[Dataset entries]
────────

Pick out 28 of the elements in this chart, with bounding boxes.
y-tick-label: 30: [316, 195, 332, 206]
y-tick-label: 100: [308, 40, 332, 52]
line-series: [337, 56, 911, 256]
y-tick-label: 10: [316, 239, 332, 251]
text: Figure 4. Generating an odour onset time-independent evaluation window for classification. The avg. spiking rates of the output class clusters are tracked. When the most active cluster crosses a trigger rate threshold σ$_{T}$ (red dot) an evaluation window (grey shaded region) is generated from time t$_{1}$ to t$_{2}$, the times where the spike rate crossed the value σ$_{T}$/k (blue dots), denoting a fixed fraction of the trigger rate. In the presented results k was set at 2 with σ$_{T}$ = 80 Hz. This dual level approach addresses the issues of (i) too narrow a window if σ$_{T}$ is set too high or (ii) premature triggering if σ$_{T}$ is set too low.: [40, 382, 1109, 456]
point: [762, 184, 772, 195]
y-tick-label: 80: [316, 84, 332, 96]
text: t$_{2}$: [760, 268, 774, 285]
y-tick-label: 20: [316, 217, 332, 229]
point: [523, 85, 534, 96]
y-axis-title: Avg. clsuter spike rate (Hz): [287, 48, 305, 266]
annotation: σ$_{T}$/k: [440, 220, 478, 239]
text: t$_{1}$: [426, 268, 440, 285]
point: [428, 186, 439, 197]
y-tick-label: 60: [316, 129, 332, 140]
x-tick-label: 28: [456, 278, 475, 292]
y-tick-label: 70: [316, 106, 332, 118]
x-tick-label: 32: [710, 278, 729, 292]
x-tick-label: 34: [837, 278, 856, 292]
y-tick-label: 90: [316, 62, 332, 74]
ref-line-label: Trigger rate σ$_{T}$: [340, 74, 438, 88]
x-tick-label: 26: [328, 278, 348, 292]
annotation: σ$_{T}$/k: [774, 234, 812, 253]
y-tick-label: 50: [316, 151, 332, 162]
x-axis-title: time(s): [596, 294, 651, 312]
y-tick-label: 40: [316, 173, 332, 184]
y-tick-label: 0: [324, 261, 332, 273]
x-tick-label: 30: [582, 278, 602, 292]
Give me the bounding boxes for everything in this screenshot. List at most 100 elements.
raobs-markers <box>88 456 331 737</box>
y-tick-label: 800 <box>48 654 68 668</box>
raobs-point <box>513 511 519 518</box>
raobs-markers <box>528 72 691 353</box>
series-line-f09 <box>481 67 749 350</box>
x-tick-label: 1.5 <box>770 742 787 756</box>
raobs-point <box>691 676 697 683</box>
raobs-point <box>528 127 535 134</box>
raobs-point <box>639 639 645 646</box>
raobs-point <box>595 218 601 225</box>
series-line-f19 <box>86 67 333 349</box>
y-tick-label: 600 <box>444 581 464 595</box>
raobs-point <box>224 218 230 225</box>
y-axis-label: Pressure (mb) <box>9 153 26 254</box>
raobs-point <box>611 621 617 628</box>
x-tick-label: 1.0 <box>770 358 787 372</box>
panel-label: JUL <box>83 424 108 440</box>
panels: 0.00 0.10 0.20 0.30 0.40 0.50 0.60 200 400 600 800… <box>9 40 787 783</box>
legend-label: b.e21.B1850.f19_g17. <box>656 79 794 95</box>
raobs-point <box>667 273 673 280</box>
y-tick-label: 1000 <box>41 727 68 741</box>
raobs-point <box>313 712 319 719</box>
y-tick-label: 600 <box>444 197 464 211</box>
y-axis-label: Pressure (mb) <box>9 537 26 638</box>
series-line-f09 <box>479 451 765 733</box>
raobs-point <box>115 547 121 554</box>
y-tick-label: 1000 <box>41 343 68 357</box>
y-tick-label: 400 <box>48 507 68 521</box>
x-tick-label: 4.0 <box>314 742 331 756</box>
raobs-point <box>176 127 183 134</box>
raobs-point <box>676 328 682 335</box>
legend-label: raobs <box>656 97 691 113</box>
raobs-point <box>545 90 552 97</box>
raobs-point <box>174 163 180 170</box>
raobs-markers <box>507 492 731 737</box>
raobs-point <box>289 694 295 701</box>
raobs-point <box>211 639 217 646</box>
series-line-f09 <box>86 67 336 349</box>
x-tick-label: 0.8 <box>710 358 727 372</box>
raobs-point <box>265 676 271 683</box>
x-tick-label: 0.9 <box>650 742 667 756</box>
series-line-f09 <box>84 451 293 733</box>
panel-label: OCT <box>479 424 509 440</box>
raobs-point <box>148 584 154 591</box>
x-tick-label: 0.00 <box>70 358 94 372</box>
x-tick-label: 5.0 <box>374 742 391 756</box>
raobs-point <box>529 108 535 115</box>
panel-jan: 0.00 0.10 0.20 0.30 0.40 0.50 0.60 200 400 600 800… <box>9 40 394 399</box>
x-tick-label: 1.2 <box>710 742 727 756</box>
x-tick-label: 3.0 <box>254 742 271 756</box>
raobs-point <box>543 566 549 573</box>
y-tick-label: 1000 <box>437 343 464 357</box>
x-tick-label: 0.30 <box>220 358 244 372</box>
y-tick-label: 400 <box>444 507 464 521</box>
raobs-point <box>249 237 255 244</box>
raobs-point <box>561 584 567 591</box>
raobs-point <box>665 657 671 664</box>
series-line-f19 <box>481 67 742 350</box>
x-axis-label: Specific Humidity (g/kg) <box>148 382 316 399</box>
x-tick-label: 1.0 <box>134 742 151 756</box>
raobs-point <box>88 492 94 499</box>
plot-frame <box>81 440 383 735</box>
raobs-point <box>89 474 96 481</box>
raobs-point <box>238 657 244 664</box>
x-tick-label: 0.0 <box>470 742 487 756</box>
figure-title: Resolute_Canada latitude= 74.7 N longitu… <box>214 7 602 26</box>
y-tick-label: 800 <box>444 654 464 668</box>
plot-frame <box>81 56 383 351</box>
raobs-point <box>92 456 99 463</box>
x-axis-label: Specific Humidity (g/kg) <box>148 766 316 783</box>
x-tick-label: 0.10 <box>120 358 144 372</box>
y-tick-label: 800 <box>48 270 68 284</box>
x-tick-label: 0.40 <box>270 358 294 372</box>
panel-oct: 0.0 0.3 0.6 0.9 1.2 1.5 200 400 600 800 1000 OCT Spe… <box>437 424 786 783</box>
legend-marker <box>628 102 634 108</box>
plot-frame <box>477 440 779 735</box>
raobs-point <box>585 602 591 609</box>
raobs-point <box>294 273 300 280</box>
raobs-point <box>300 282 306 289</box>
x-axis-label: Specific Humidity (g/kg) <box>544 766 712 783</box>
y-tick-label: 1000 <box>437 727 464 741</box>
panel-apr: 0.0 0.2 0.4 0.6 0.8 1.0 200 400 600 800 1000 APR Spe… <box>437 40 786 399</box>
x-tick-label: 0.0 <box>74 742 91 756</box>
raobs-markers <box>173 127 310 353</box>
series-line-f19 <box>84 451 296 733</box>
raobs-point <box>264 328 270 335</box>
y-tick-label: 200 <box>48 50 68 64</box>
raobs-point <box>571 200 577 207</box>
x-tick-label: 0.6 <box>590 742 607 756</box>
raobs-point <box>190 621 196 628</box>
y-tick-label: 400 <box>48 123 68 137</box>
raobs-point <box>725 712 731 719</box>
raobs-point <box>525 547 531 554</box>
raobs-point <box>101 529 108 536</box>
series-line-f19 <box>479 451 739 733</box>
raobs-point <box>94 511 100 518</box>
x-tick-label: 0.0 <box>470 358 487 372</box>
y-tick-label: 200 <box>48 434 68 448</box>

────────

[Goal]
Copy the lines above word for word.

[Result]
Pick out 28 of the elements in this chart, with bounding boxes.
y-tick-label: 30: [316, 195, 332, 206]
y-tick-label: 100: [308, 40, 332, 52]
line-series: [337, 56, 911, 256]
y-tick-label: 10: [316, 239, 332, 251]
text: Figure 4. Generating an odour onset time-independent evaluation window for classification. The avg. spiking rates of the output class clusters are tracked. When the most active cluster crosses a trigger rate threshold σ$_{T}$ (red dot) an evaluation window (grey shaded region) is generated from time t$_{1}$ to t$_{2}$, the times where the spike rate crossed the value σ$_{T}$/k (blue dots), denoting a fixed fraction of the trigger rate. In the presented results k was set at 2 with σ$_{T}$ = 80 Hz. This dual level approach addresses the issues of (i) too narrow a window if σ$_{T}$ is set too high or (ii) premature triggering if σ$_{T}$ is set too low.: [40, 382, 1109, 456]
point: [762, 184, 772, 195]
y-tick-label: 80: [316, 84, 332, 96]
text: t$_{2}$: [760, 268, 774, 285]
y-tick-label: 20: [316, 217, 332, 229]
point: [523, 85, 534, 96]
y-axis-title: Avg. clsuter spike rate (Hz): [287, 48, 305, 266]
annotation: σ$_{T}$/k: [440, 220, 478, 239]
text: t$_{1}$: [426, 268, 440, 285]
point: [428, 186, 439, 197]
y-tick-label: 60: [316, 129, 332, 140]
x-tick-label: 28: [456, 278, 475, 292]
y-tick-label: 70: [316, 106, 332, 118]
x-tick-label: 32: [710, 278, 729, 292]
x-tick-label: 34: [837, 278, 856, 292]
y-tick-label: 90: [316, 62, 332, 74]
ref-line-label: Trigger rate σ$_{T}$: [340, 74, 438, 88]
x-tick-label: 26: [328, 278, 348, 292]
annotation: σ$_{T}$/k: [774, 234, 812, 253]
y-tick-label: 50: [316, 151, 332, 162]
x-axis-title: time(s): [596, 294, 651, 312]
y-tick-label: 40: [316, 173, 332, 184]
y-tick-label: 0: [324, 261, 332, 273]
x-tick-label: 30: [582, 278, 602, 292]
Give me the bounding boxes for everything in this screenshot. List at most 100 elements.
raobs-markers <box>88 456 331 737</box>
y-tick-label: 800 <box>48 654 68 668</box>
raobs-point <box>513 511 519 518</box>
raobs-markers <box>528 72 691 353</box>
series-line-f09 <box>481 67 749 350</box>
x-tick-label: 1.5 <box>770 742 787 756</box>
raobs-point <box>691 676 697 683</box>
raobs-point <box>528 127 535 134</box>
raobs-point <box>639 639 645 646</box>
raobs-point <box>595 218 601 225</box>
series-line-f19 <box>86 67 333 349</box>
y-tick-label: 600 <box>444 581 464 595</box>
raobs-point <box>224 218 230 225</box>
y-axis-label: Pressure (mb) <box>9 153 26 254</box>
raobs-point <box>611 621 617 628</box>
x-tick-label: 1.0 <box>770 358 787 372</box>
panel-label: JUL <box>83 424 108 440</box>
panels: 0.00 0.10 0.20 0.30 0.40 0.50 0.60 200 400 600 800… <box>9 40 787 783</box>
legend-label: b.e21.B1850.f19_g17. <box>656 79 794 95</box>
raobs-point <box>667 273 673 280</box>
y-tick-label: 1000 <box>41 727 68 741</box>
raobs-point <box>313 712 319 719</box>
y-tick-label: 600 <box>444 197 464 211</box>
y-axis-label: Pressure (mb) <box>9 537 26 638</box>
series-line-f09 <box>479 451 765 733</box>
raobs-point <box>115 547 121 554</box>
y-tick-label: 1000 <box>41 343 68 357</box>
y-tick-label: 400 <box>48 507 68 521</box>
x-tick-label: 4.0 <box>314 742 331 756</box>
raobs-point <box>176 127 183 134</box>
raobs-point <box>676 328 682 335</box>
legend-label: raobs <box>656 97 691 113</box>
raobs-point <box>545 90 552 97</box>
raobs-point <box>174 163 180 170</box>
raobs-markers <box>507 492 731 737</box>
raobs-point <box>289 694 295 701</box>
raobs-point <box>211 639 217 646</box>
series-line-f09 <box>86 67 336 349</box>
x-tick-label: 0.8 <box>710 358 727 372</box>
raobs-point <box>265 676 271 683</box>
x-tick-label: 0.9 <box>650 742 667 756</box>
series-line-f09 <box>84 451 293 733</box>
panel-label: OCT <box>479 424 509 440</box>
raobs-point <box>148 584 154 591</box>
x-tick-label: 0.00 <box>70 358 94 372</box>
x-tick-label: 5.0 <box>374 742 391 756</box>
raobs-point <box>529 108 535 115</box>
panel-jan: 0.00 0.10 0.20 0.30 0.40 0.50 0.60 200 400 600 800… <box>9 40 394 399</box>
x-tick-label: 1.2 <box>710 742 727 756</box>
x-tick-label: 3.0 <box>254 742 271 756</box>
raobs-point <box>543 566 549 573</box>
y-tick-label: 1000 <box>437 343 464 357</box>
x-tick-label: 0.30 <box>220 358 244 372</box>
y-tick-label: 400 <box>444 507 464 521</box>
raobs-point <box>249 237 255 244</box>
raobs-point <box>561 584 567 591</box>
raobs-point <box>665 657 671 664</box>
series-line-f19 <box>481 67 742 350</box>
x-axis-label: Specific Humidity (g/kg) <box>148 382 316 399</box>
x-tick-label: 1.0 <box>134 742 151 756</box>
raobs-point <box>88 492 94 499</box>
plot-frame <box>81 440 383 735</box>
raobs-point <box>89 474 96 481</box>
raobs-point <box>238 657 244 664</box>
x-tick-label: 0.0 <box>470 742 487 756</box>
figure-title: Resolute_Canada latitude= 74.7 N longitu… <box>214 7 602 26</box>
y-tick-label: 800 <box>444 654 464 668</box>
plot-frame <box>81 56 383 351</box>
raobs-point <box>92 456 99 463</box>
x-axis-label: Specific Humidity (g/kg) <box>148 766 316 783</box>
x-tick-label: 0.10 <box>120 358 144 372</box>
y-tick-label: 800 <box>48 270 68 284</box>
x-tick-label: 0.40 <box>270 358 294 372</box>
panel-oct: 0.0 0.3 0.6 0.9 1.2 1.5 200 400 600 800 1000 OCT Spe… <box>437 424 786 783</box>
legend-marker <box>628 102 634 108</box>
plot-frame <box>477 440 779 735</box>
raobs-point <box>585 602 591 609</box>
raobs-point <box>294 273 300 280</box>
raobs-point <box>300 282 306 289</box>
x-axis-label: Specific Humidity (g/kg) <box>544 766 712 783</box>
y-tick-label: 1000 <box>437 727 464 741</box>
panel-apr: 0.0 0.2 0.4 0.6 0.8 1.0 200 400 600 800 1000 APR Spe… <box>437 40 786 399</box>
x-tick-label: 0.0 <box>74 742 91 756</box>
raobs-markers <box>173 127 310 353</box>
series-line-f19 <box>84 451 296 733</box>
raobs-point <box>264 328 270 335</box>
y-tick-label: 200 <box>48 50 68 64</box>
raobs-point <box>571 200 577 207</box>
x-tick-label: 0.6 <box>590 742 607 756</box>
raobs-point <box>190 621 196 628</box>
y-tick-label: 400 <box>48 123 68 137</box>
raobs-point <box>725 712 731 719</box>
raobs-point <box>525 547 531 554</box>
raobs-point <box>101 529 108 536</box>
series-line-f19 <box>479 451 739 733</box>
raobs-point <box>94 511 100 518</box>
x-tick-label: 0.0 <box>470 358 487 372</box>
y-tick-label: 200 <box>48 434 68 448</box>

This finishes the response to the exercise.